§ **Exercise directions**: Gather up every line from the entries below that uses the word "this".

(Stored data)
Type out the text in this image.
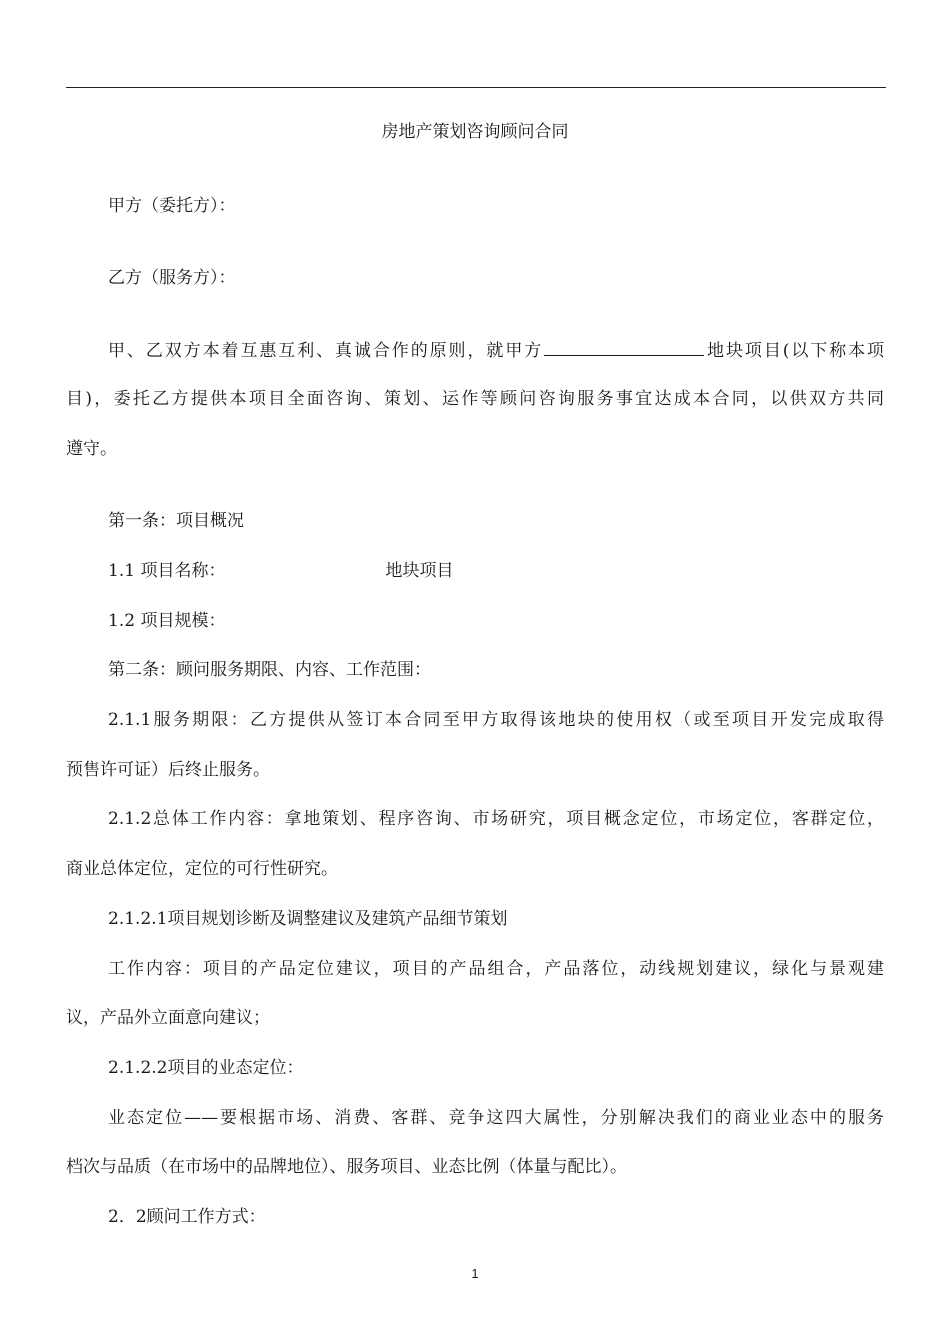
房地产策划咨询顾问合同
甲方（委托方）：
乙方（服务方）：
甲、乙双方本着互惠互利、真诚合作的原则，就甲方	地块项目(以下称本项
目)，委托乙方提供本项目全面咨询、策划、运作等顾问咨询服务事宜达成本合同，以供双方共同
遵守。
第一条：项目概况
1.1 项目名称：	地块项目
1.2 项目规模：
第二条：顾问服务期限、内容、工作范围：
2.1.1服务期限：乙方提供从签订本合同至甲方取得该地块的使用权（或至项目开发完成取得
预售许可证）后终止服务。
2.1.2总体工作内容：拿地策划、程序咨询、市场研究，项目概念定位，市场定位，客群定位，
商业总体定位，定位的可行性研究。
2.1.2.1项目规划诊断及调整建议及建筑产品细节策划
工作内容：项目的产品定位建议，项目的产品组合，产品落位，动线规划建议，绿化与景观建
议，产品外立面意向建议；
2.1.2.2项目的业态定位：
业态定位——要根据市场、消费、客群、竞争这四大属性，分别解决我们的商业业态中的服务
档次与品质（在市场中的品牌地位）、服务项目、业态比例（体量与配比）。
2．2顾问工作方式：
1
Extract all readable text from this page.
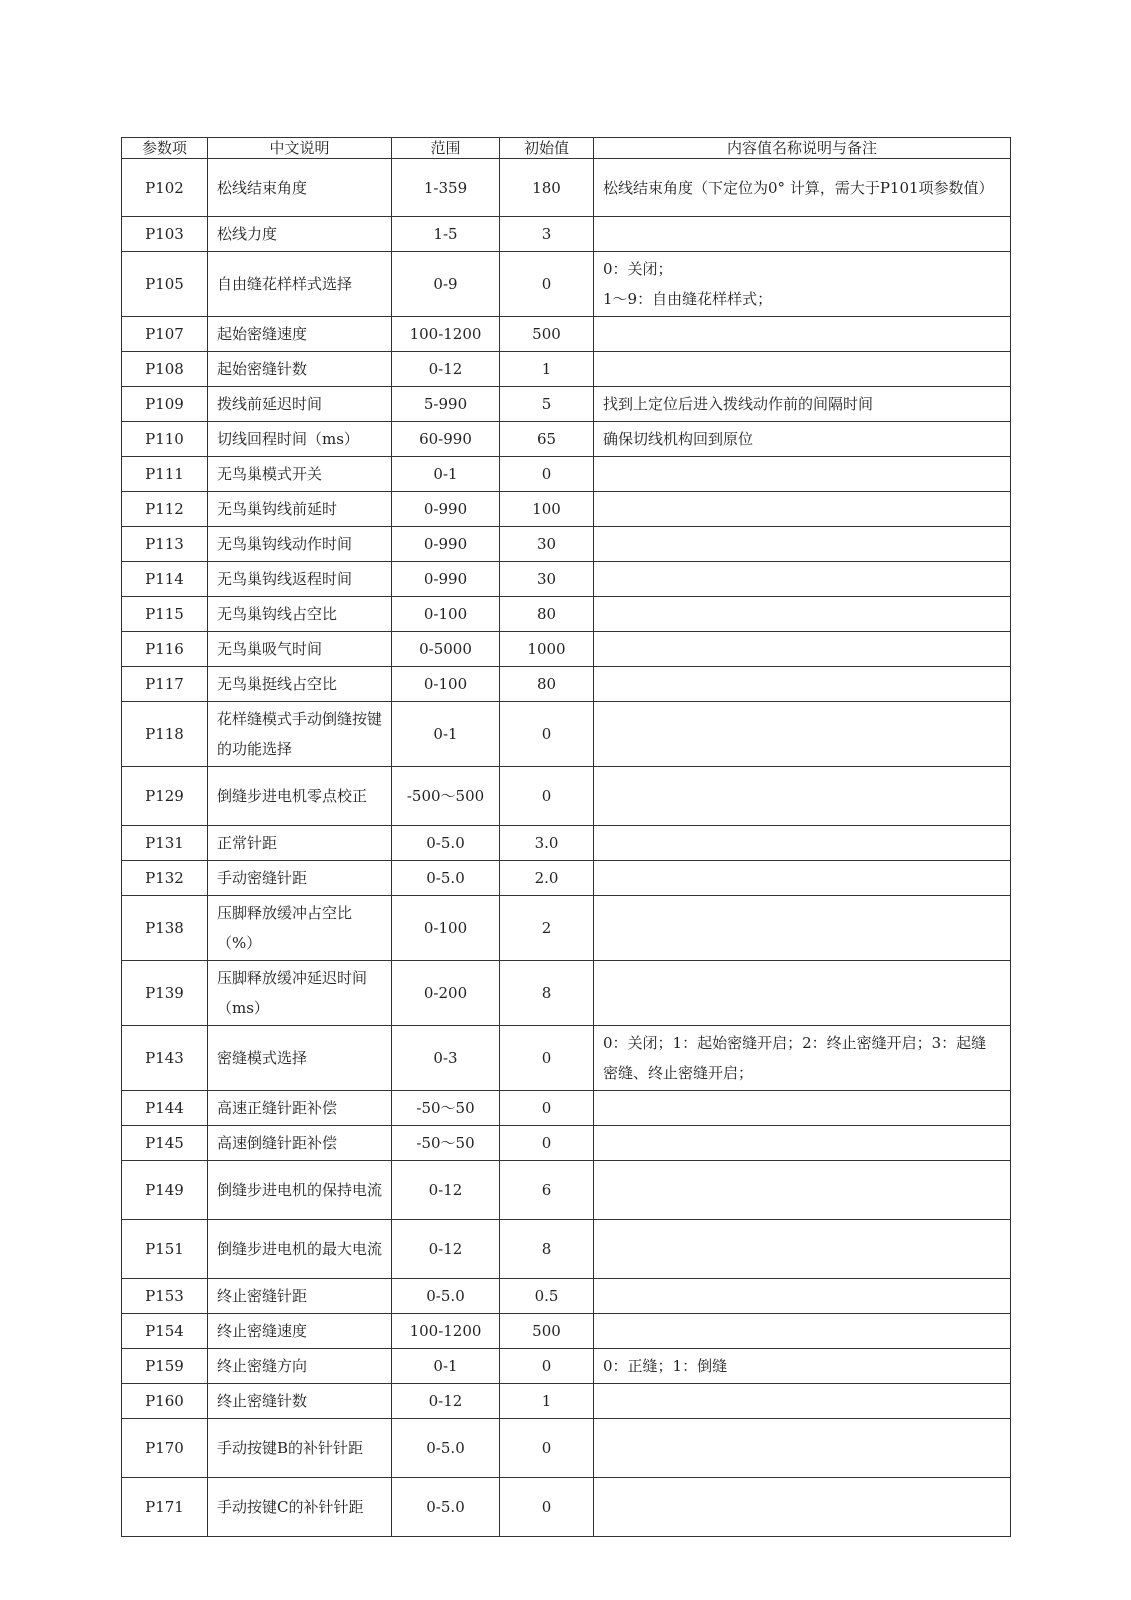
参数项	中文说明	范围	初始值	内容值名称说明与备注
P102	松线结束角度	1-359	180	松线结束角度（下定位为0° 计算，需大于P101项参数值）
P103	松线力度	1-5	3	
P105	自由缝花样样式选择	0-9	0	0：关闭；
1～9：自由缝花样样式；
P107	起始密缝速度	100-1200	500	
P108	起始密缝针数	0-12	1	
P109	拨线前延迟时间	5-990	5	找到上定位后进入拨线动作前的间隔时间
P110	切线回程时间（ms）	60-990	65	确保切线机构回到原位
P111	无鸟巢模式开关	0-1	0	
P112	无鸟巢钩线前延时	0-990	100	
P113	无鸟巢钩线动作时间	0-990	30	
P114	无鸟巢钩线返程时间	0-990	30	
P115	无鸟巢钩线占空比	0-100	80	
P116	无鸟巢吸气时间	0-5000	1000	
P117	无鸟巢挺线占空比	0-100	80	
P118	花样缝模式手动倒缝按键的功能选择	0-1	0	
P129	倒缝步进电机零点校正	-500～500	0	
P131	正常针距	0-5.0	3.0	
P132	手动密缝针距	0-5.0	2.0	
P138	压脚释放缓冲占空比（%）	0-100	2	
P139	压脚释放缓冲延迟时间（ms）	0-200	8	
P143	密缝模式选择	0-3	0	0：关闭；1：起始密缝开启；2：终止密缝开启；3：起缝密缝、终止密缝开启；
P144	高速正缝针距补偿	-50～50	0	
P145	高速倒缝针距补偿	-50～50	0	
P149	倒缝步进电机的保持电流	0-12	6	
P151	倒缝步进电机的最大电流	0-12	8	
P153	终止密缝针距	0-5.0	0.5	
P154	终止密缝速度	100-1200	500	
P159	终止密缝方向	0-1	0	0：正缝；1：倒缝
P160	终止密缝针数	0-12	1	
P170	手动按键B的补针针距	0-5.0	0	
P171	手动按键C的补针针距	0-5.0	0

§ **Right answer**:
Type out the text in this image.
Extract all readable text from this page.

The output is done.